[Begin Dataset rows]
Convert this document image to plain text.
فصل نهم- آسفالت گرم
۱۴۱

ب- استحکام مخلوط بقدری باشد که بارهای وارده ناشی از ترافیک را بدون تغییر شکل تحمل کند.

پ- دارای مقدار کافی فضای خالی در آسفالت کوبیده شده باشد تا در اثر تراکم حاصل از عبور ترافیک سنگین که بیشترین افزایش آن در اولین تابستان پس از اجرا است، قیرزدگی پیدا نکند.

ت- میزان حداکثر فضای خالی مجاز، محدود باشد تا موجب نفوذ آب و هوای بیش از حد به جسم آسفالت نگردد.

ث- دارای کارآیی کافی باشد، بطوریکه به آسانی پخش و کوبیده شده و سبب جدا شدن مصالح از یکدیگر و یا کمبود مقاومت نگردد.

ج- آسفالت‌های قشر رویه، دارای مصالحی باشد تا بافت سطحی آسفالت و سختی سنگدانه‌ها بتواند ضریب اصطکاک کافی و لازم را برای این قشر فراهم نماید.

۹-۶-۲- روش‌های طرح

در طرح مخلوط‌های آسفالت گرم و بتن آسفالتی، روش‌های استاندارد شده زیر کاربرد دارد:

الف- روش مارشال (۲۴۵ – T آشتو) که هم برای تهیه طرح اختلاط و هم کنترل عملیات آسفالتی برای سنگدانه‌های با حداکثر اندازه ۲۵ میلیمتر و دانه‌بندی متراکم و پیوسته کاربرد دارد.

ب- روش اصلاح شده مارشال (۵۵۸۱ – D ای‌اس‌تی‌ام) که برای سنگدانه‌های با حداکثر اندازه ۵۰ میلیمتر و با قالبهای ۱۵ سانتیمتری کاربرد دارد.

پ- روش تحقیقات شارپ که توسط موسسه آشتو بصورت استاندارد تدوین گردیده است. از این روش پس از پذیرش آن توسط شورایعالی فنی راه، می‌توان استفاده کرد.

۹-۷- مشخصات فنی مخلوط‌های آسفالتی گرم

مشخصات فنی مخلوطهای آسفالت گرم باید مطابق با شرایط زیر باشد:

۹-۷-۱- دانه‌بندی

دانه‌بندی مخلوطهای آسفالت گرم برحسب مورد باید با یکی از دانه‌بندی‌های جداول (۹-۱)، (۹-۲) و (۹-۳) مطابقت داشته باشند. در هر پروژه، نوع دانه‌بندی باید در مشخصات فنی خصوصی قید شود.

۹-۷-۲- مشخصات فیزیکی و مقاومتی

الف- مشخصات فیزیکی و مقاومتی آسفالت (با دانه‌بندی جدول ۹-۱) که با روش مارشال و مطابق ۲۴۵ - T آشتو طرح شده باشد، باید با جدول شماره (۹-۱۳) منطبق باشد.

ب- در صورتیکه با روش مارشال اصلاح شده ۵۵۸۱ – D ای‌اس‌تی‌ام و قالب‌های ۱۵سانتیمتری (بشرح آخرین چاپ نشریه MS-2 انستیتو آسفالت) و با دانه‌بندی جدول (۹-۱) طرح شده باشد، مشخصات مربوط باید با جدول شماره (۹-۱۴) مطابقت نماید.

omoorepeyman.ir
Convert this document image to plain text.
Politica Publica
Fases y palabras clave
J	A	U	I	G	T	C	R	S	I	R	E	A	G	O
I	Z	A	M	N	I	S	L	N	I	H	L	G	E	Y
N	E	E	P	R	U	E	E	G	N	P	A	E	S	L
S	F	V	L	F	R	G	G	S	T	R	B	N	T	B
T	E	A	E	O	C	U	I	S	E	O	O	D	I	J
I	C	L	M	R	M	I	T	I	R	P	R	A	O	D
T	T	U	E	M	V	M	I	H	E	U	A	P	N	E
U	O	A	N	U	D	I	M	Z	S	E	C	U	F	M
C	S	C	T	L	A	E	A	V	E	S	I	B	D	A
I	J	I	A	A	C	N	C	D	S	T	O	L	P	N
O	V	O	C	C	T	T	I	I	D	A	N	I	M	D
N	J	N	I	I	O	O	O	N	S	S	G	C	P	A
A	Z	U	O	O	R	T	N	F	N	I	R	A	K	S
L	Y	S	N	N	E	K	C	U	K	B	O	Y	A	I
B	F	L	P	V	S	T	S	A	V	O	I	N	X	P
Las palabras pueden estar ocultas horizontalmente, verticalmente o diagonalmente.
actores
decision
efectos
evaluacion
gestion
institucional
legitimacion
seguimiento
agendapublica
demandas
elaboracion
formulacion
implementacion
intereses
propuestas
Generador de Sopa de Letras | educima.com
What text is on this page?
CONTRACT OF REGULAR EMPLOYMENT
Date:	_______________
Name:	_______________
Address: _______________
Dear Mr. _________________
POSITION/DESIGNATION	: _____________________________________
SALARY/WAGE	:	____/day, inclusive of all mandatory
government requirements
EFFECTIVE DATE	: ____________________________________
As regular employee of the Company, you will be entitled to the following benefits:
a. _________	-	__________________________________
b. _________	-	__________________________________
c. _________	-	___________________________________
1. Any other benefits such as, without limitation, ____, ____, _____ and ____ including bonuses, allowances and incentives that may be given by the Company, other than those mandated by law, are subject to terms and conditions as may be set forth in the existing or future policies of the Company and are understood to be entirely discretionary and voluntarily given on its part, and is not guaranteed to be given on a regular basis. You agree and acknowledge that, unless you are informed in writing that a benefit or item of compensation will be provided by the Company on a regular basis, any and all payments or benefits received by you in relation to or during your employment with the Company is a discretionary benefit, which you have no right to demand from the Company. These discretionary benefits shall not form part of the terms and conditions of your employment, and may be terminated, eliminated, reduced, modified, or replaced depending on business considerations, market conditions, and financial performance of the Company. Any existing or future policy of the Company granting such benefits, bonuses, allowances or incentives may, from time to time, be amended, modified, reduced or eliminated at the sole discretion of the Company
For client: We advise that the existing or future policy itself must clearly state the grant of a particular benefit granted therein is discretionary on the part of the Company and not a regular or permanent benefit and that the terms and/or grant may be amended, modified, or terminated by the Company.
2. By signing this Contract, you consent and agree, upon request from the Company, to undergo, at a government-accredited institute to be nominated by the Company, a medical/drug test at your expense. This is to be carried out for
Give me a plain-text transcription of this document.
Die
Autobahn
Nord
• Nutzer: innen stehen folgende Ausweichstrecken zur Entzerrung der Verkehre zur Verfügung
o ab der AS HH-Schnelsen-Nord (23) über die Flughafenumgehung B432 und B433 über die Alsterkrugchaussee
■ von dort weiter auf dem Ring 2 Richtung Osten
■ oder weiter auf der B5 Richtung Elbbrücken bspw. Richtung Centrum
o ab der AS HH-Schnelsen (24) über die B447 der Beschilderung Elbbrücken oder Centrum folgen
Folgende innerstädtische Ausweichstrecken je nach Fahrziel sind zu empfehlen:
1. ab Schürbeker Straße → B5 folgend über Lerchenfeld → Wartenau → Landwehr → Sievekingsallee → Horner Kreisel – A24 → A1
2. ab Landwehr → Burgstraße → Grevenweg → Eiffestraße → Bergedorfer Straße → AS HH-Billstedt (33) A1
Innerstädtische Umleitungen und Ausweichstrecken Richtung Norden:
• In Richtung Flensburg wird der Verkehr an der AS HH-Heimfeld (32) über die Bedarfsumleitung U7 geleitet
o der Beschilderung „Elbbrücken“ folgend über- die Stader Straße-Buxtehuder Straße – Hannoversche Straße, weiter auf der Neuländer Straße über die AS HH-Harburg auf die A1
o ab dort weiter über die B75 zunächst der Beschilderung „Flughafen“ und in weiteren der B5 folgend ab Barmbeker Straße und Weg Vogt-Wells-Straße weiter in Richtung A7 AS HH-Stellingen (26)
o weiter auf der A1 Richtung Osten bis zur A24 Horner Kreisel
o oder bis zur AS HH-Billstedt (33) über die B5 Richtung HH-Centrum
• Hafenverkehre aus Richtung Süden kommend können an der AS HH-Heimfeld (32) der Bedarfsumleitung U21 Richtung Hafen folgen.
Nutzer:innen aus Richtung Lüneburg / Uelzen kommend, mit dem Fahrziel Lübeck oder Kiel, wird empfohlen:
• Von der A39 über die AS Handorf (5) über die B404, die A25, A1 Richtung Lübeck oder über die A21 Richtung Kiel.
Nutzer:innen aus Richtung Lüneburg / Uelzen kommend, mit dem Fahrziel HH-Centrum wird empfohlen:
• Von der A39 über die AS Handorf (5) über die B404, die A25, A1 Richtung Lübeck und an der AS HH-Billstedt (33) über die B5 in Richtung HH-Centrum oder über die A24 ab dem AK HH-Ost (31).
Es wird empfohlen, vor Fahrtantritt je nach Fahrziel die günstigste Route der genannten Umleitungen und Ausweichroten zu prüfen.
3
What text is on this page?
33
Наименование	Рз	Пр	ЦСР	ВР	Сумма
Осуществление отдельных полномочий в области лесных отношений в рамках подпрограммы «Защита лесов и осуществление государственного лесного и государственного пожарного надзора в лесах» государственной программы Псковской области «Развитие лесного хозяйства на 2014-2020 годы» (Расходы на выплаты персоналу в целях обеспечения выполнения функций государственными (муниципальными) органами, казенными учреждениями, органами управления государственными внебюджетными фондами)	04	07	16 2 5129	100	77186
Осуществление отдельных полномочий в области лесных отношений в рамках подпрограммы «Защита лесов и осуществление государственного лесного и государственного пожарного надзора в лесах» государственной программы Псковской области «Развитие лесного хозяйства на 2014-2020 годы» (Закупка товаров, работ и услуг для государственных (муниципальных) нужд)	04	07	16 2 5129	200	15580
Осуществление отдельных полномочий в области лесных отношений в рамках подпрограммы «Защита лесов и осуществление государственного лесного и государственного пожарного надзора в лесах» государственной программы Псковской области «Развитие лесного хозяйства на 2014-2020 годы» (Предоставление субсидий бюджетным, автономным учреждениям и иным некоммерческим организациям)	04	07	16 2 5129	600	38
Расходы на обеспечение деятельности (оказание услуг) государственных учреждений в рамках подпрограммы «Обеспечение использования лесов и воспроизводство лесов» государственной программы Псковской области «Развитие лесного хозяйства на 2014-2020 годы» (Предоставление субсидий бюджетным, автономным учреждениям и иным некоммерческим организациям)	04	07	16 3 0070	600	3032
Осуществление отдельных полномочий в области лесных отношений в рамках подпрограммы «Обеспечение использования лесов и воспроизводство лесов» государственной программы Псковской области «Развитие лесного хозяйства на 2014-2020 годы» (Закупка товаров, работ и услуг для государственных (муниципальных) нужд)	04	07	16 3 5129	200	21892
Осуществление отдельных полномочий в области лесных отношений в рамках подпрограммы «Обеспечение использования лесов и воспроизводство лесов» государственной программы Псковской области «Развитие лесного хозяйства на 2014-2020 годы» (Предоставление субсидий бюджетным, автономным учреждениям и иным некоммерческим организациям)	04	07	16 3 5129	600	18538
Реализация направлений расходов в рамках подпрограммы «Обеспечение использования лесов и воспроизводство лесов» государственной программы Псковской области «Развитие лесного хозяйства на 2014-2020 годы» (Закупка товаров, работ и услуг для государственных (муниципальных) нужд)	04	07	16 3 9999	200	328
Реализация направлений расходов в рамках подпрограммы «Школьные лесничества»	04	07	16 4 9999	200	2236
[End Dataset rows]
◆ What the exercise asks ◆
List the lines of the entries that include "مقاومتی".

◆ The answer ◆
۹-۷-۲- مشخصات فیزیکی و مقاومتی
الف- مشخصات فیزیکی و مقاومتی آسفالت (با دانه‌بندی جدول ۹-۱) که با روش مارشال و مطابق ۲۴۵ - T آشتو طرح شده باشد، باید با جدول شماره (۹-۱۳) منطبق باشد.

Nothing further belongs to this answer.